PROBLEM: Report, word for word, every line of the material that contains "плотность".

RECORDS SHOWN:
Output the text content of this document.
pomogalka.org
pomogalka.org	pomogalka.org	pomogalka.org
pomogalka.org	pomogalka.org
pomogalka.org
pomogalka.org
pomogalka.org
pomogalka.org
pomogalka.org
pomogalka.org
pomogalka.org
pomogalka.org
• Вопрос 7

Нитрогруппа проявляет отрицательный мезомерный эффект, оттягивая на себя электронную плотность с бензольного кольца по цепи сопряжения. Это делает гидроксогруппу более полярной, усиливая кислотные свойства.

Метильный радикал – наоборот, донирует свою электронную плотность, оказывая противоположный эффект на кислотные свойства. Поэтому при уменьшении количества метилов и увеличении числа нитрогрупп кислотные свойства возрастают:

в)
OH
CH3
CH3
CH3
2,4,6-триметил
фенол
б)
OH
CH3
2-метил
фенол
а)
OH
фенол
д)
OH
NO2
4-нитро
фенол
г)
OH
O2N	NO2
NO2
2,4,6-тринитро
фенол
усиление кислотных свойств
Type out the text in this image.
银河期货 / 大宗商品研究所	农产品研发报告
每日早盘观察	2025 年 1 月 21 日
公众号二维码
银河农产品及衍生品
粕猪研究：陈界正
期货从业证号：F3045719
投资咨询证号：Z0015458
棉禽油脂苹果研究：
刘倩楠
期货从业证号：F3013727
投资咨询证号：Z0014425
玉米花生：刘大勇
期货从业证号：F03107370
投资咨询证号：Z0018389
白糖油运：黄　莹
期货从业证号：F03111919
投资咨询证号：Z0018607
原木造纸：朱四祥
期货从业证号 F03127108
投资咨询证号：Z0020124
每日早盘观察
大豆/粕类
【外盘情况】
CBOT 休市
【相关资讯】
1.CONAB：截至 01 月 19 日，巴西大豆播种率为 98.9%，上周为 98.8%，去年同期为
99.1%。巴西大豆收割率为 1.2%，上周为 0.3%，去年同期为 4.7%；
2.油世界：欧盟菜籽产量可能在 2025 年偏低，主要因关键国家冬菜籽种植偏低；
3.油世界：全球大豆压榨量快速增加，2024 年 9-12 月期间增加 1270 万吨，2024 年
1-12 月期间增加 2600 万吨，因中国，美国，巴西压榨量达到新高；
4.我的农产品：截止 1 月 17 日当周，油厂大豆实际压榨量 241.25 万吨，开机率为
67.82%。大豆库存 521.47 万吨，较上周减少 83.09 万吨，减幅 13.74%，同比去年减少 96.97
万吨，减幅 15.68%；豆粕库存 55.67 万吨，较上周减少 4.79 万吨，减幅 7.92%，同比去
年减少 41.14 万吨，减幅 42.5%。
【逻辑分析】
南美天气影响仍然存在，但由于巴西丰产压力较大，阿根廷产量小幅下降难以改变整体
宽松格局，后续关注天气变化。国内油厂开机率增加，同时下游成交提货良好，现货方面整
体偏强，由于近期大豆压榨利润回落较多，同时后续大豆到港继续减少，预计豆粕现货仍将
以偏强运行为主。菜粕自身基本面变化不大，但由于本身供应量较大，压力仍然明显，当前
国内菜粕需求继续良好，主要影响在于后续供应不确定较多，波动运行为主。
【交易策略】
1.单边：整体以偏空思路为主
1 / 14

RESULT:
Нитрогруппа проявляет отрицательный мезомерный эффект, оттягивая на себя электронную плотность с бензольного кольца по цепи сопряжения. Это делает гидроксогруппу более полярной, усиливая кислотные свойства.
Метильный радикал – наоборот, донирует свою электронную плотность, оказывая противоположный эффект на кислотные свойства. Поэтому при уменьшении количества метилов и увеличении числа нитрогрупп кислотные свойства возрастают:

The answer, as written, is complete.